YOUR INSTRUCTIONS: Copy out all of the material, matching it word for word.

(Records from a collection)
++++++++++++++++++++
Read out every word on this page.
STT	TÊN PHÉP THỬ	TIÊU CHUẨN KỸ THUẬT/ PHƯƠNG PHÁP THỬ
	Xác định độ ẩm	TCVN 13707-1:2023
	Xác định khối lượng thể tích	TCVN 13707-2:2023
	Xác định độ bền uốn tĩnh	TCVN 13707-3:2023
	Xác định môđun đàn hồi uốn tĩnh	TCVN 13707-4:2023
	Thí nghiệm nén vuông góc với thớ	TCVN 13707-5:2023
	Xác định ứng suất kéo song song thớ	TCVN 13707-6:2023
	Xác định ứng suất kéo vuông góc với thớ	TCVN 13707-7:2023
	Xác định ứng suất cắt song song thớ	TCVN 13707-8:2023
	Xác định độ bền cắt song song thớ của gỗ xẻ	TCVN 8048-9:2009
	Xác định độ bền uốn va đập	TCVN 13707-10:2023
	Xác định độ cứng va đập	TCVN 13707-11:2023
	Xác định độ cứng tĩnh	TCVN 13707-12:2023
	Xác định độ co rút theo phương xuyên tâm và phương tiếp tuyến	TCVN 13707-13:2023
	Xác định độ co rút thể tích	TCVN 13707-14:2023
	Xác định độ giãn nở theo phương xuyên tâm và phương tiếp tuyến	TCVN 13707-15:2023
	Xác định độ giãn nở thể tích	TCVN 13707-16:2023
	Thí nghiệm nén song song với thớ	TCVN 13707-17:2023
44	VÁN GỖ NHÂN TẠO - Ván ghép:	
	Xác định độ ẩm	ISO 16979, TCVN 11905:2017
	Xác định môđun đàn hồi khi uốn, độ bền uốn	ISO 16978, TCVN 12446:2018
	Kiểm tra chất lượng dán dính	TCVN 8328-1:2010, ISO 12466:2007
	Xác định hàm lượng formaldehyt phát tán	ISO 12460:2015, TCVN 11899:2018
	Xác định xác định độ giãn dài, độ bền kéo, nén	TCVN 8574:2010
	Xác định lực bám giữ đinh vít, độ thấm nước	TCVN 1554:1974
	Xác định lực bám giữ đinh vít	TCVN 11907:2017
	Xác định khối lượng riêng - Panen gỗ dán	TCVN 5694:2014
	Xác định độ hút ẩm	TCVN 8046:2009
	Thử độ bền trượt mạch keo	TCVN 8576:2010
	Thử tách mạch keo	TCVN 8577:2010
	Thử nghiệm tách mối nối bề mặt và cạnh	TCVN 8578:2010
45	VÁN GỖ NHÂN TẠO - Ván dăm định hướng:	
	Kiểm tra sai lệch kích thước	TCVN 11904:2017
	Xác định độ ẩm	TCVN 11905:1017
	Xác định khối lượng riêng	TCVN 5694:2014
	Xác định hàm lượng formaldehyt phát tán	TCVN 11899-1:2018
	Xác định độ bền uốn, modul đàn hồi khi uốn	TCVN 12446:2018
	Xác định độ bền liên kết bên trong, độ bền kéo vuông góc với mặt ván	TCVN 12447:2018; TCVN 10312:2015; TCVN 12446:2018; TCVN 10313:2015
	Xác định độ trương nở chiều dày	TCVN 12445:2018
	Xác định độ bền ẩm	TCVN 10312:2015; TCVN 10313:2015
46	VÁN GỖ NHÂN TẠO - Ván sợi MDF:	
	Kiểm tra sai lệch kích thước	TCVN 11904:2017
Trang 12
++++++++++++++++++++
COMPLETE ANSWER:
Read out every word on this page.
STT	TÊN PHÉP THỬ	TIÊU CHUẨN KỸ THUẬT/ PHƯƠNG PHÁP THỬ
	Xác định độ ẩm	TCVN 13707-1:2023
	Xác định khối lượng thể tích	TCVN 13707-2:2023
	Xác định độ bền uốn tĩnh	TCVN 13707-3:2023
	Xác định môđun đàn hồi uốn tĩnh	TCVN 13707-4:2023
	Thí nghiệm nén vuông góc với thớ	TCVN 13707-5:2023
	Xác định ứng suất kéo song song thớ	TCVN 13707-6:2023
	Xác định ứng suất kéo vuông góc với thớ	TCVN 13707-7:2023
	Xác định ứng suất cắt song song thớ	TCVN 13707-8:2023
	Xác định độ bền cắt song song thớ của gỗ xẻ	TCVN 8048-9:2009
	Xác định độ bền uốn va đập	TCVN 13707-10:2023
	Xác định độ cứng va đập	TCVN 13707-11:2023
	Xác định độ cứng tĩnh	TCVN 13707-12:2023
	Xác định độ co rút theo phương xuyên tâm và phương tiếp tuyến	TCVN 13707-13:2023
	Xác định độ co rút thể tích	TCVN 13707-14:2023
	Xác định độ giãn nở theo phương xuyên tâm và phương tiếp tuyến	TCVN 13707-15:2023
	Xác định độ giãn nở thể tích	TCVN 13707-16:2023
	Thí nghiệm nén song song với thớ	TCVN 13707-17:2023
44	VÁN GỖ NHÂN TẠO - Ván ghép:	
	Xác định độ ẩm	ISO 16979, TCVN 11905:2017
	Xác định môđun đàn hồi khi uốn, độ bền uốn	ISO 16978, TCVN 12446:2018
	Kiểm tra chất lượng dán dính	TCVN 8328-1:2010, ISO 12466:2007
	Xác định hàm lượng formaldehyt phát tán	ISO 12460:2015, TCVN 11899:2018
	Xác định xác định độ giãn dài, độ bền kéo, nén	TCVN 8574:2010
	Xác định lực bám giữ đinh vít, độ thấm nước	TCVN 1554:1974
	Xác định lực bám giữ đinh vít	TCVN 11907:2017
	Xác định khối lượng riêng - Panen gỗ dán	TCVN 5694:2014
	Xác định độ hút ẩm	TCVN 8046:2009
	Thử độ bền trượt mạch keo	TCVN 8576:2010
	Thử tách mạch keo	TCVN 8577:2010
	Thử nghiệm tách mối nối bề mặt và cạnh	TCVN 8578:2010
45	VÁN GỖ NHÂN TẠO - Ván dăm định hướng:	
	Kiểm tra sai lệch kích thước	TCVN 11904:2017
	Xác định độ ẩm	TCVN 11905:1017
	Xác định khối lượng riêng	TCVN 5694:2014
	Xác định hàm lượng formaldehyt phát tán	TCVN 11899-1:2018
	Xác định độ bền uốn, modul đàn hồi khi uốn	TCVN 12446:2018
	Xác định độ bền liên kết bên trong, độ bền kéo vuông góc với mặt ván	TCVN 12447:2018; TCVN 10312:2015; TCVN 12446:2018; TCVN 10313:2015
	Xác định độ trương nở chiều dày	TCVN 12445:2018
	Xác định độ bền ẩm	TCVN 10312:2015; TCVN 10313:2015
46	VÁN GỖ NHÂN TẠO - Ván sợi MDF:	
	Kiểm tra sai lệch kích thước	TCVN 11904:2017
Trang 12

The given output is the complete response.